* **Rows**
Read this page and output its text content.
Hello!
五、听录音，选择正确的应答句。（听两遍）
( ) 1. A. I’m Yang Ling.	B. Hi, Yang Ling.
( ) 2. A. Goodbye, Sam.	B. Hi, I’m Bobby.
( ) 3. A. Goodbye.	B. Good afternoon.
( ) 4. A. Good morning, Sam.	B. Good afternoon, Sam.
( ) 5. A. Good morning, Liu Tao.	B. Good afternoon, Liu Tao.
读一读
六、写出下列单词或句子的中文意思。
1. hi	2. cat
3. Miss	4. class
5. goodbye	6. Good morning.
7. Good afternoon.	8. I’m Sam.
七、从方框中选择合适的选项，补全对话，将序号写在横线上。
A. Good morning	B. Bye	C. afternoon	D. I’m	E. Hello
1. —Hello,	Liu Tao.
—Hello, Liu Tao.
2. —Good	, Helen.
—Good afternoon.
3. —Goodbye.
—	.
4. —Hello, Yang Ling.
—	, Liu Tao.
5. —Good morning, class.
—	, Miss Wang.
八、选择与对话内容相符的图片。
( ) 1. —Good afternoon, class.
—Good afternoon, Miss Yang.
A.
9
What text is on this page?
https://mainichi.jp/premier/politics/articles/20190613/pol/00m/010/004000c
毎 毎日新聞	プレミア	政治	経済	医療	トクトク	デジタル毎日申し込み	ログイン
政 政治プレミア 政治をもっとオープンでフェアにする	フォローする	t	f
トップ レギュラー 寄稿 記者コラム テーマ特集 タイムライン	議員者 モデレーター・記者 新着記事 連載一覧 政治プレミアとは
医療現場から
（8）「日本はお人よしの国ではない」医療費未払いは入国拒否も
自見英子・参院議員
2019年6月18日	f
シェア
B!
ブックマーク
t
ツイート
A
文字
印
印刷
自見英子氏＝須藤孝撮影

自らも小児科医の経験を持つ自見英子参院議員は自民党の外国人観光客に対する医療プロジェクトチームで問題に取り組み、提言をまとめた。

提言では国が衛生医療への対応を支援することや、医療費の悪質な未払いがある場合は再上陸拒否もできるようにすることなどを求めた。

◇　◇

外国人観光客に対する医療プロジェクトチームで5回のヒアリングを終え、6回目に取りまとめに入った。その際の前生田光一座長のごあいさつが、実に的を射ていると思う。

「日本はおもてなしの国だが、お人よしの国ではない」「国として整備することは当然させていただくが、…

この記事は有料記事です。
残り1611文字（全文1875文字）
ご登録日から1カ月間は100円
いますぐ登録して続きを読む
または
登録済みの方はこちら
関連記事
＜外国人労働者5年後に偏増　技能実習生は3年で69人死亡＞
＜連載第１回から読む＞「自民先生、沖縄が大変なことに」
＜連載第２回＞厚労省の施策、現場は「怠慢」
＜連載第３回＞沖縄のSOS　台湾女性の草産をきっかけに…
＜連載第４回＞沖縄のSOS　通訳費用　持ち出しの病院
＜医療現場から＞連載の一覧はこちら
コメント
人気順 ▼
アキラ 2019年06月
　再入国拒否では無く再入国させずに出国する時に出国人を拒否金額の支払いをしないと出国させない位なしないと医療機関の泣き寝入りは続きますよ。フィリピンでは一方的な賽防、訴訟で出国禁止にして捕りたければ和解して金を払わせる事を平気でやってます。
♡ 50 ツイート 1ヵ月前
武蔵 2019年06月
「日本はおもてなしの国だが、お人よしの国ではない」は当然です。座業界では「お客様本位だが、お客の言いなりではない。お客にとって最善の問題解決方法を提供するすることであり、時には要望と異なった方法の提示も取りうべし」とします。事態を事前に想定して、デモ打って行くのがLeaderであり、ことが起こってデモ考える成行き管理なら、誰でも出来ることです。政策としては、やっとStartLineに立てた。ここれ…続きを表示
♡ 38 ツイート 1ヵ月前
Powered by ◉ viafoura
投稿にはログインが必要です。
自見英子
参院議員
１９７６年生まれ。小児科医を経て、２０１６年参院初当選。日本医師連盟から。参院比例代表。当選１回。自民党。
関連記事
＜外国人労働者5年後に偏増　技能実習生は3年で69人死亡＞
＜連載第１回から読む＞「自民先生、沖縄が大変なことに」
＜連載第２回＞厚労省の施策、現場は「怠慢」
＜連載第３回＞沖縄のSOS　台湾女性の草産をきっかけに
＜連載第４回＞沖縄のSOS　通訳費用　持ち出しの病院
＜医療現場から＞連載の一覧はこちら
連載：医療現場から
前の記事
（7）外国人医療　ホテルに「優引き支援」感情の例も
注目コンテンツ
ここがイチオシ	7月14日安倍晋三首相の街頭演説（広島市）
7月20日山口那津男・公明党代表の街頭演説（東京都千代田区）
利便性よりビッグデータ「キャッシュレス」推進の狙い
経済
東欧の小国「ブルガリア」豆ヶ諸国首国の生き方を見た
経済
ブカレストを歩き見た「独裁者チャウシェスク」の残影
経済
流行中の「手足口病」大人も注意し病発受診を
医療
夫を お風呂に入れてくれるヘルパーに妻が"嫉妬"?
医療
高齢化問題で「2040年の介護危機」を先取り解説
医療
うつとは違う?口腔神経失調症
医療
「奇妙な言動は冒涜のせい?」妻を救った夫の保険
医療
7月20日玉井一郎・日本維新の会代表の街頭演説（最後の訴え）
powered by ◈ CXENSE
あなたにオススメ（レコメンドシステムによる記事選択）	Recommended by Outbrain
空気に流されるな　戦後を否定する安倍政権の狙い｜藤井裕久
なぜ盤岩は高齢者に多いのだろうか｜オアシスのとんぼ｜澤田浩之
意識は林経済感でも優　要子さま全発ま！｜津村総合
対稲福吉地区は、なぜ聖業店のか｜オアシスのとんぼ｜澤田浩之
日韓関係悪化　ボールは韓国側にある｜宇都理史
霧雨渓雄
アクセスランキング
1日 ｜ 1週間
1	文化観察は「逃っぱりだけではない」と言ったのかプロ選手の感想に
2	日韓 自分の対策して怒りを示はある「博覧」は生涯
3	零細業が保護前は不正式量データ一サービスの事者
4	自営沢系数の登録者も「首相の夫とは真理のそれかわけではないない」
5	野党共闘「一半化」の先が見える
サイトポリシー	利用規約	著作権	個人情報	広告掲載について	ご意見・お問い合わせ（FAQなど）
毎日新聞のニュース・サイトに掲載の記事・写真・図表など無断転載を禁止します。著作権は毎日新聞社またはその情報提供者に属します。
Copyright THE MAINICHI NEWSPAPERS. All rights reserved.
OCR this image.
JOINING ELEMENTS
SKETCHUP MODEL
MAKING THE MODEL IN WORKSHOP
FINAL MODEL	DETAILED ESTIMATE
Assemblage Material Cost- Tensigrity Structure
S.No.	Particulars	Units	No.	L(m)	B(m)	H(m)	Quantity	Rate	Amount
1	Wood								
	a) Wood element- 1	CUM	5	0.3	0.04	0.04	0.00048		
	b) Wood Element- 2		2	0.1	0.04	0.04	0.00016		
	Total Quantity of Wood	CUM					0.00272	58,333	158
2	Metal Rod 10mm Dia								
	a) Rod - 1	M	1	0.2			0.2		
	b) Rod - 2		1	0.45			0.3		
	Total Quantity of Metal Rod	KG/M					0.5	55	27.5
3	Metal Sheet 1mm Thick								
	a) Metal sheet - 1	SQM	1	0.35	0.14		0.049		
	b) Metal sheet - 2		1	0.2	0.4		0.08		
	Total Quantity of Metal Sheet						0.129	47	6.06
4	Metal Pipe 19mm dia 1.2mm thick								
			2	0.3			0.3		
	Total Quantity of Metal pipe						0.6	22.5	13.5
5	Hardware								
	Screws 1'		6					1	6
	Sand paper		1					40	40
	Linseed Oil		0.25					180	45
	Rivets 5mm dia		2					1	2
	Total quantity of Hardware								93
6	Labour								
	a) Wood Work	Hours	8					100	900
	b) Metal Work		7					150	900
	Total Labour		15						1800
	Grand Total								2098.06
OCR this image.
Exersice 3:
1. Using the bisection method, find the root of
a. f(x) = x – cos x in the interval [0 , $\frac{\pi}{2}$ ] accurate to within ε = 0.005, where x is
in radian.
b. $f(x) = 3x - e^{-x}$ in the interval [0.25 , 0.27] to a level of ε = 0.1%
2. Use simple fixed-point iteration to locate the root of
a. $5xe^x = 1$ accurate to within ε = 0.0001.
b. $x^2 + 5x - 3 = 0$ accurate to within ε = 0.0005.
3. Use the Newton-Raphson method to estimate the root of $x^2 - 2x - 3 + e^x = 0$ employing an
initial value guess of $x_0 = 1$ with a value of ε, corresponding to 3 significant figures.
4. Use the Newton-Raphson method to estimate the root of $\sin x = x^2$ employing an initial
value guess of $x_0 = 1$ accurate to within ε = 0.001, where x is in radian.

* **What is required**
Tell how many lines of the records above hold the string "沖縄のSOS". Give no other text.

* **Written response**
4